TASK BRIEF: How many lines in the listing below include the word "JSON"? Answer with the number and nothing else.

SUPPLIED DATA:
━━━━━━━━━━

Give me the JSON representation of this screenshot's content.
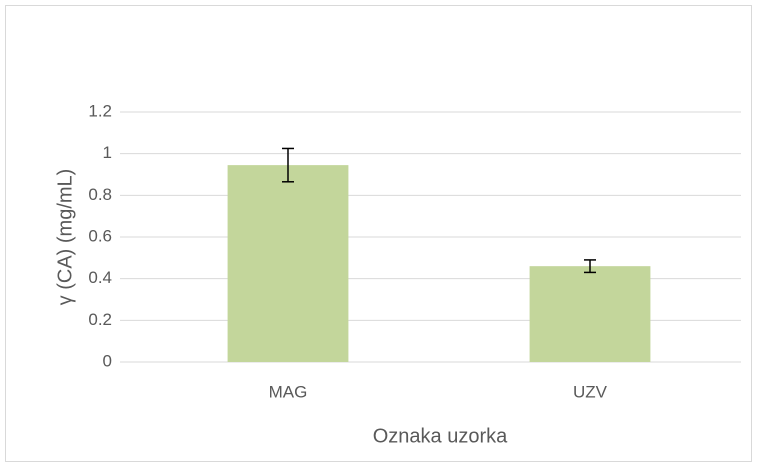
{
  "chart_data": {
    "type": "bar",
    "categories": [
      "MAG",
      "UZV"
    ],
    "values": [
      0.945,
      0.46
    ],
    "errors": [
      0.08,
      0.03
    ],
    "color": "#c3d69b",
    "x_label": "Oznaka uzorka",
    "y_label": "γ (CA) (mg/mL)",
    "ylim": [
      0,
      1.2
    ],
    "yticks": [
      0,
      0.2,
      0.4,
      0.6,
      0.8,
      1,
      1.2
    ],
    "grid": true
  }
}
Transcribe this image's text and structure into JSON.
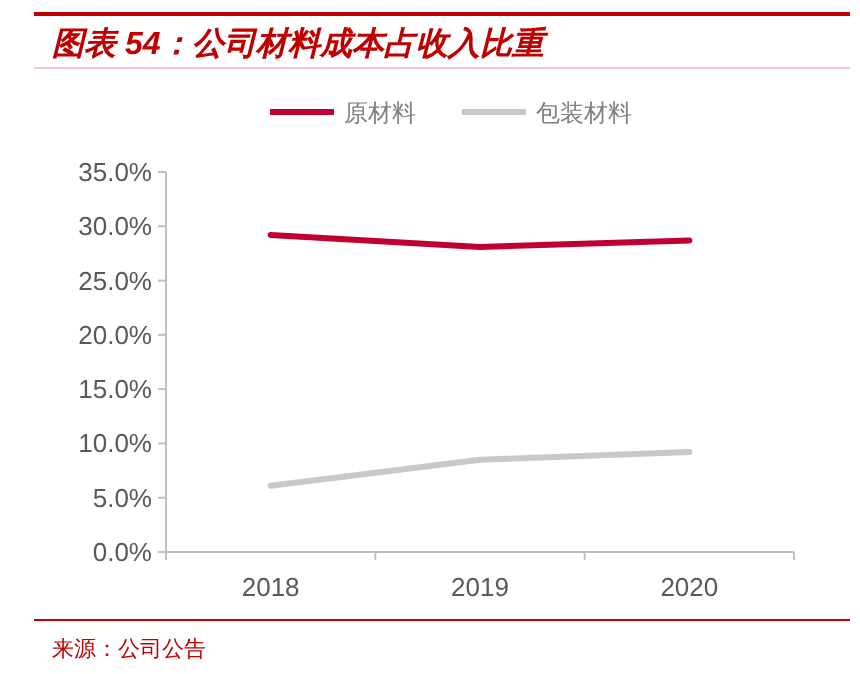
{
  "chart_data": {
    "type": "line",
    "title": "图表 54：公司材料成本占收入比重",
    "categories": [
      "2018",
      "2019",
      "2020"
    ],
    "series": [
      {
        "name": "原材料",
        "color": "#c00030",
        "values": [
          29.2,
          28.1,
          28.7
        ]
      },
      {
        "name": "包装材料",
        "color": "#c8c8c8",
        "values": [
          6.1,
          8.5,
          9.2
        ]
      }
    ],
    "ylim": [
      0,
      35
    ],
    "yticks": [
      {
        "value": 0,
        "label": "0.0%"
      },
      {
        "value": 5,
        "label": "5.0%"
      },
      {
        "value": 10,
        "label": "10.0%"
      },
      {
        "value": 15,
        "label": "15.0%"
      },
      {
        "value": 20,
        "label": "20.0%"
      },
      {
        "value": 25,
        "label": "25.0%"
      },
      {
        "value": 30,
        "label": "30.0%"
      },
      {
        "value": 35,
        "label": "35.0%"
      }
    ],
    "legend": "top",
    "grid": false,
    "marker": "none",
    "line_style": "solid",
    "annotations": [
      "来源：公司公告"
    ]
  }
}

━━━━━━━━━━

EXERCISE RESULT: 2